==== Material shown
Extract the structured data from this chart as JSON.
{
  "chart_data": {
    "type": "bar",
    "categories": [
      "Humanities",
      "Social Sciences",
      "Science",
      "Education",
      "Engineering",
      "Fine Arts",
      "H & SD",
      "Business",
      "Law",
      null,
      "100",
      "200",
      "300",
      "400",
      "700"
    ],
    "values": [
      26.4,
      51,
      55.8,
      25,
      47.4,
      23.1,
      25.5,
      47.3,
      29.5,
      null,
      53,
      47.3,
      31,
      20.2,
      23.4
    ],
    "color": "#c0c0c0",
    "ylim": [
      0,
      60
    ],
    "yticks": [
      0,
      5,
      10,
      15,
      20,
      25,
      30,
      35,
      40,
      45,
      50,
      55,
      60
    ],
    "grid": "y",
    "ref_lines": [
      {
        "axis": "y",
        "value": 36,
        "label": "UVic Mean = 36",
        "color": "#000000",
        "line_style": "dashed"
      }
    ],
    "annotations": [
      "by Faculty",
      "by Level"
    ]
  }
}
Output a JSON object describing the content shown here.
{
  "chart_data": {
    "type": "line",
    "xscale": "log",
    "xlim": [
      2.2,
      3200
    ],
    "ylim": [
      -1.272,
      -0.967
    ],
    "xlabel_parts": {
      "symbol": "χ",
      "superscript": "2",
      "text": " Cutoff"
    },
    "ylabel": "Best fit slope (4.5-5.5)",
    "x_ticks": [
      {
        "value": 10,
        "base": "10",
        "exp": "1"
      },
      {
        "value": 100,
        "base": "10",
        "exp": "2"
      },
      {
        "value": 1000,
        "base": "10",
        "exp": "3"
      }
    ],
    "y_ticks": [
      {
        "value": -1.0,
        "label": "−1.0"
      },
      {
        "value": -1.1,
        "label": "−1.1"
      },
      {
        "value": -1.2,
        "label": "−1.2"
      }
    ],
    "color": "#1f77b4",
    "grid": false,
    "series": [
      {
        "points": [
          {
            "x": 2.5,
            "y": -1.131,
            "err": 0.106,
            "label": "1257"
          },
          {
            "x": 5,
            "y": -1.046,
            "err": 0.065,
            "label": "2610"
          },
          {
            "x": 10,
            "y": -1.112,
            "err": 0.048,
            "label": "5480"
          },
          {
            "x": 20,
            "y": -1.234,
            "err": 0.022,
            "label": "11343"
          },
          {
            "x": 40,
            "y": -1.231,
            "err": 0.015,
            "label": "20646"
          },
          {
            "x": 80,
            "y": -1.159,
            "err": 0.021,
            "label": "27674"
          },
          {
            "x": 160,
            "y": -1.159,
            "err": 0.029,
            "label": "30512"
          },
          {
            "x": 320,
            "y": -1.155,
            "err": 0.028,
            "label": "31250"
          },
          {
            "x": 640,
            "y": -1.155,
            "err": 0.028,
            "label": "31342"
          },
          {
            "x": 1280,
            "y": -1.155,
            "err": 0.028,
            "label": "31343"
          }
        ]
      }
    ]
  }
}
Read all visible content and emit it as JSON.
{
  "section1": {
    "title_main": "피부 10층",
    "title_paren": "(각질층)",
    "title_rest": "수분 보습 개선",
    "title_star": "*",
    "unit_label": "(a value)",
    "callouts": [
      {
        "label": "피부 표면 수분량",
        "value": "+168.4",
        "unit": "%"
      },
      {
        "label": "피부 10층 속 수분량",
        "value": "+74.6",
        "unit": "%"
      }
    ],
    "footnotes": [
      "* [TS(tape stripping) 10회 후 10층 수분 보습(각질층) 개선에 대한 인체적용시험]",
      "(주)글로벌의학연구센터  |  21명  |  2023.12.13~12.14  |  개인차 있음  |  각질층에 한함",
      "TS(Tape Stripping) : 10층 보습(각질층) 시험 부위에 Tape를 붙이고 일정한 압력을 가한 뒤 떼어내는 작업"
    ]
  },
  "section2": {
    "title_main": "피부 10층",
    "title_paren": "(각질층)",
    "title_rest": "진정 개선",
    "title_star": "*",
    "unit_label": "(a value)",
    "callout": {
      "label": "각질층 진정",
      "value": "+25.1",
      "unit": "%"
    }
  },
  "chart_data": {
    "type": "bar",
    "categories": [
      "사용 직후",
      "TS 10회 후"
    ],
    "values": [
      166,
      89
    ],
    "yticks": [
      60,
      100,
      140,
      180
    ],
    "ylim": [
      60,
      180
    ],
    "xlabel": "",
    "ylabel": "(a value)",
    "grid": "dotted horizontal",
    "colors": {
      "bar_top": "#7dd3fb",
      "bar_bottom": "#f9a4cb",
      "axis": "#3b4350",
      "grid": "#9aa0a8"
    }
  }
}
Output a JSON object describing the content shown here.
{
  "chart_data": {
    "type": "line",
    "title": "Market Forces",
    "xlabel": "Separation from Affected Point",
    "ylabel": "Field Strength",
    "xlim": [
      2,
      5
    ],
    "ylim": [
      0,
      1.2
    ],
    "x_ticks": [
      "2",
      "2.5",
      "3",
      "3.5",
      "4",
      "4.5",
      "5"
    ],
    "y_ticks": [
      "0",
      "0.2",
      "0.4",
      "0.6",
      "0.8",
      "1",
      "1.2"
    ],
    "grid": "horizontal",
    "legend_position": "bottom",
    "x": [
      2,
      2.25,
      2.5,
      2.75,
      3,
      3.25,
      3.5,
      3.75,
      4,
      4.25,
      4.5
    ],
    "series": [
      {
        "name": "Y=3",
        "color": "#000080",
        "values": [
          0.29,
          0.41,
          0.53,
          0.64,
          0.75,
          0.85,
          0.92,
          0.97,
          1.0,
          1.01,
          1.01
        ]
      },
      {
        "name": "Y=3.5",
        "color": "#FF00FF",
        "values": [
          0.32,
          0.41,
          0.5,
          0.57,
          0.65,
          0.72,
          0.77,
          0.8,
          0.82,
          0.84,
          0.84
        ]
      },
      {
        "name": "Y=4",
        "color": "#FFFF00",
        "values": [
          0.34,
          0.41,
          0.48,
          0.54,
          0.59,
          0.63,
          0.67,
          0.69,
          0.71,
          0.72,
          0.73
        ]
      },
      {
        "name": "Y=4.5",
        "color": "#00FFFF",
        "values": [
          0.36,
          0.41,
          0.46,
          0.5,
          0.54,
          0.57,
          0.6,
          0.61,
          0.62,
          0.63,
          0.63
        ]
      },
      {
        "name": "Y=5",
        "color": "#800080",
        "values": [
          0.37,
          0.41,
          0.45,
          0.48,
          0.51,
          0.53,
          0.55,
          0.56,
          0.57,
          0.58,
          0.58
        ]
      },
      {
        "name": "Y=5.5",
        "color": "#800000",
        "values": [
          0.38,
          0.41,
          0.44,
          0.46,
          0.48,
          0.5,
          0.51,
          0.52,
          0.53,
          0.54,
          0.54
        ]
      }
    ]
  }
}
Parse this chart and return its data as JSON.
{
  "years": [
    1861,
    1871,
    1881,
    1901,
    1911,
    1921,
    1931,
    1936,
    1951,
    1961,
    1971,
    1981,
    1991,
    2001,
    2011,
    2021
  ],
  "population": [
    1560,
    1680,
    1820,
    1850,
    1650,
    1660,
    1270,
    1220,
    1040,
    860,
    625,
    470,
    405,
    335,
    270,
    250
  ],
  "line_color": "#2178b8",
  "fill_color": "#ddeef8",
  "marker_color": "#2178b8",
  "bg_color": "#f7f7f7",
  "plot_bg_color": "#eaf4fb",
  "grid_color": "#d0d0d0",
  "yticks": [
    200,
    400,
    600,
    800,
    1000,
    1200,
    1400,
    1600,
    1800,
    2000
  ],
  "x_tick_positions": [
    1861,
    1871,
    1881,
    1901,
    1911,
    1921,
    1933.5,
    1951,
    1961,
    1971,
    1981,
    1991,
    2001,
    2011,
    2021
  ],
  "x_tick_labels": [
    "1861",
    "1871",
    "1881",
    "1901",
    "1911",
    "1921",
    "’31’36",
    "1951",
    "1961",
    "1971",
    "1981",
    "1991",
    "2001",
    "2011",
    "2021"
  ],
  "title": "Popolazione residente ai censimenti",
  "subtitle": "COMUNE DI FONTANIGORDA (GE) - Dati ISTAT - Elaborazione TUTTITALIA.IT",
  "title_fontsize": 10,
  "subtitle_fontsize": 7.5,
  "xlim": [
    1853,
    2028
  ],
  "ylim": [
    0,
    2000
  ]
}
========
Problem to solve:
Which lines contain the word "this"? Return each of them.

Answer in full:
Extract the structured data from this chart as JSON.
Parse this chart and return its data as JSON.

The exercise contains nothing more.